───── GIVEN RECORDS

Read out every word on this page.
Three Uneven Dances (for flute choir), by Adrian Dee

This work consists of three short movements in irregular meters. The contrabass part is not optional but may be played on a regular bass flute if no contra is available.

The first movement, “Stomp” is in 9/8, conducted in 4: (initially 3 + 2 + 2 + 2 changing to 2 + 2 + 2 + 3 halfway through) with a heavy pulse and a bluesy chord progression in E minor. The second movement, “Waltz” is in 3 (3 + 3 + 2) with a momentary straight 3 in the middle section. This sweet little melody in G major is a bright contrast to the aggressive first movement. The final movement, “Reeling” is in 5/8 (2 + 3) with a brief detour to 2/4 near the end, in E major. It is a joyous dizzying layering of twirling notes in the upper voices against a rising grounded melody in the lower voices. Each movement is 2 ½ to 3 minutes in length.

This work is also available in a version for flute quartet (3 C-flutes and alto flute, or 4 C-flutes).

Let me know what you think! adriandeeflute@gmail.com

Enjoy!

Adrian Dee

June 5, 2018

──────────

> **AIM OF THE EXERCISE**:
Return all the data above once more, precisely as given.

> **CORRECT RESULT**:
Read out every word on this page.
Three Uneven Dances (for flute choir), by Adrian Dee

This work consists of three short movements in irregular meters. The contrabass part is not optional but may be played on a regular bass flute if no contra is available.

The first movement, “Stomp” is in 9/8, conducted in 4: (initially 3 + 2 + 2 + 2 changing to 2 + 2 + 2 + 3 halfway through) with a heavy pulse and a bluesy chord progression in E minor. The second movement, “Waltz” is in 3 (3 + 3 + 2) with a momentary straight 3 in the middle section. This sweet little melody in G major is a bright contrast to the aggressive first movement. The final movement, “Reeling” is in 5/8 (2 + 3) with a brief detour to 2/4 near the end, in E major. It is a joyous dizzying layering of twirling notes in the upper voices against a rising grounded melody in the lower voices. Each movement is 2 ½ to 3 minutes in length.

This work is also available in a version for flute quartet (3 C-flutes and alto flute, or 4 C-flutes).

Let me know what you think! adriandeeflute@gmail.com

Enjoy!

Adrian Dee

June 5, 2018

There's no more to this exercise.